:: WHAT YOU WILL DO ::
Go through the entries below and retype them exactly, omitting each picture.

--- Start of DATASET ---

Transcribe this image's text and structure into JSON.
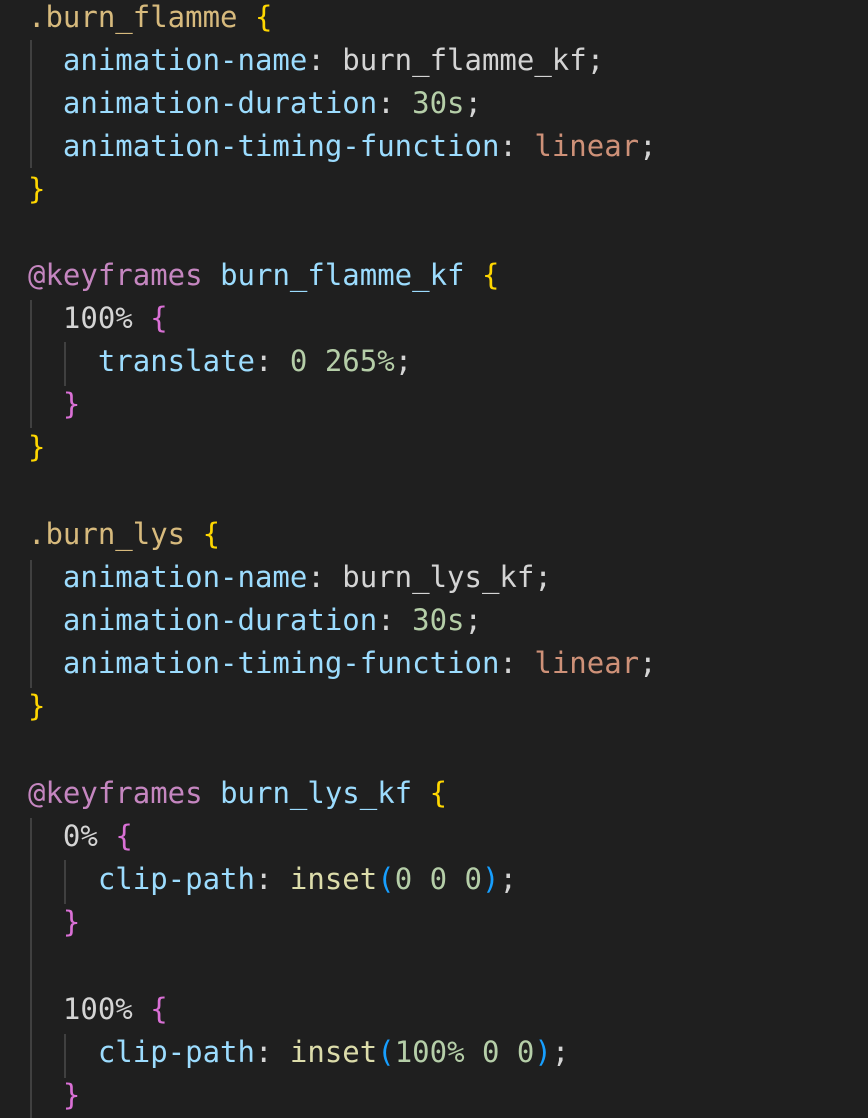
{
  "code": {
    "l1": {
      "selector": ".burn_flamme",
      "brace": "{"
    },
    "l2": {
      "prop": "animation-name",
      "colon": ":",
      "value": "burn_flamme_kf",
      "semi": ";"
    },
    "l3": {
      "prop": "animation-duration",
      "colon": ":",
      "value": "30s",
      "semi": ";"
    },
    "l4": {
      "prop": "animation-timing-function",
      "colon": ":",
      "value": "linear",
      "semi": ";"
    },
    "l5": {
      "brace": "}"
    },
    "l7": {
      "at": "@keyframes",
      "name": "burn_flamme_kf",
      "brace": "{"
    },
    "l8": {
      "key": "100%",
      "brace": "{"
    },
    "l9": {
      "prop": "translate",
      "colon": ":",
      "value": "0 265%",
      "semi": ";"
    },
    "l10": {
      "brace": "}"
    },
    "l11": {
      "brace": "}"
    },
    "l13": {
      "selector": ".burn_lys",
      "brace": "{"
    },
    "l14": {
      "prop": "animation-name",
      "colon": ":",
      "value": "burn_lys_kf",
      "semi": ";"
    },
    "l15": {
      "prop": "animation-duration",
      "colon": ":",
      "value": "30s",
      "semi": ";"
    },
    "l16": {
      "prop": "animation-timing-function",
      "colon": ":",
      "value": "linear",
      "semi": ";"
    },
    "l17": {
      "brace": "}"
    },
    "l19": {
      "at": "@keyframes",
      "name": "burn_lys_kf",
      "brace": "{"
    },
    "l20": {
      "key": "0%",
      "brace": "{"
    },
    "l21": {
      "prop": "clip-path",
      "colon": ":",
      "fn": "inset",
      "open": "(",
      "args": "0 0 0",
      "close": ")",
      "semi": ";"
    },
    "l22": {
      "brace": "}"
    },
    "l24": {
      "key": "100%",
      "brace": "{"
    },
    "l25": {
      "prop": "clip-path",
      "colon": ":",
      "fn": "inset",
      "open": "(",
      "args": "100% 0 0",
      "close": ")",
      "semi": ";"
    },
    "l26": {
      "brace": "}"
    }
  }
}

--- End of DATASET ---

:: CORRECT ANSWER ::
Transcribe this image's text and structure into JSON.
{
  "code": {
    "l1": {
      "selector": ".burn_flamme",
      "brace": "{"
    },
    "l2": {
      "prop": "animation-name",
      "colon": ":",
      "value": "burn_flamme_kf",
      "semi": ";"
    },
    "l3": {
      "prop": "animation-duration",
      "colon": ":",
      "value": "30s",
      "semi": ";"
    },
    "l4": {
      "prop": "animation-timing-function",
      "colon": ":",
      "value": "linear",
      "semi": ";"
    },
    "l5": {
      "brace": "}"
    },
    "l7": {
      "at": "@keyframes",
      "name": "burn_flamme_kf",
      "brace": "{"
    },
    "l8": {
      "key": "100%",
      "brace": "{"
    },
    "l9": {
      "prop": "translate",
      "colon": ":",
      "value": "0 265%",
      "semi": ";"
    },
    "l10": {
      "brace": "}"
    },
    "l11": {
      "brace": "}"
    },
    "l13": {
      "selector": ".burn_lys",
      "brace": "{"
    },
    "l14": {
      "prop": "animation-name",
      "colon": ":",
      "value": "burn_lys_kf",
      "semi": ";"
    },
    "l15": {
      "prop": "animation-duration",
      "colon": ":",
      "value": "30s",
      "semi": ";"
    },
    "l16": {
      "prop": "animation-timing-function",
      "colon": ":",
      "value": "linear",
      "semi": ";"
    },
    "l17": {
      "brace": "}"
    },
    "l19": {
      "at": "@keyframes",
      "name": "burn_lys_kf",
      "brace": "{"
    },
    "l20": {
      "key": "0%",
      "brace": "{"
    },
    "l21": {
      "prop": "clip-path",
      "colon": ":",
      "fn": "inset",
      "open": "(",
      "args": "0 0 0",
      "close": ")",
      "semi": ";"
    },
    "l22": {
      "brace": "}"
    },
    "l24": {
      "key": "100%",
      "brace": "{"
    },
    "l25": {
      "prop": "clip-path",
      "colon": ":",
      "fn": "inset",
      "open": "(",
      "args": "100% 0 0",
      "close": ")",
      "semi": ";"
    },
    "l26": {
      "brace": "}"
    }
  }
}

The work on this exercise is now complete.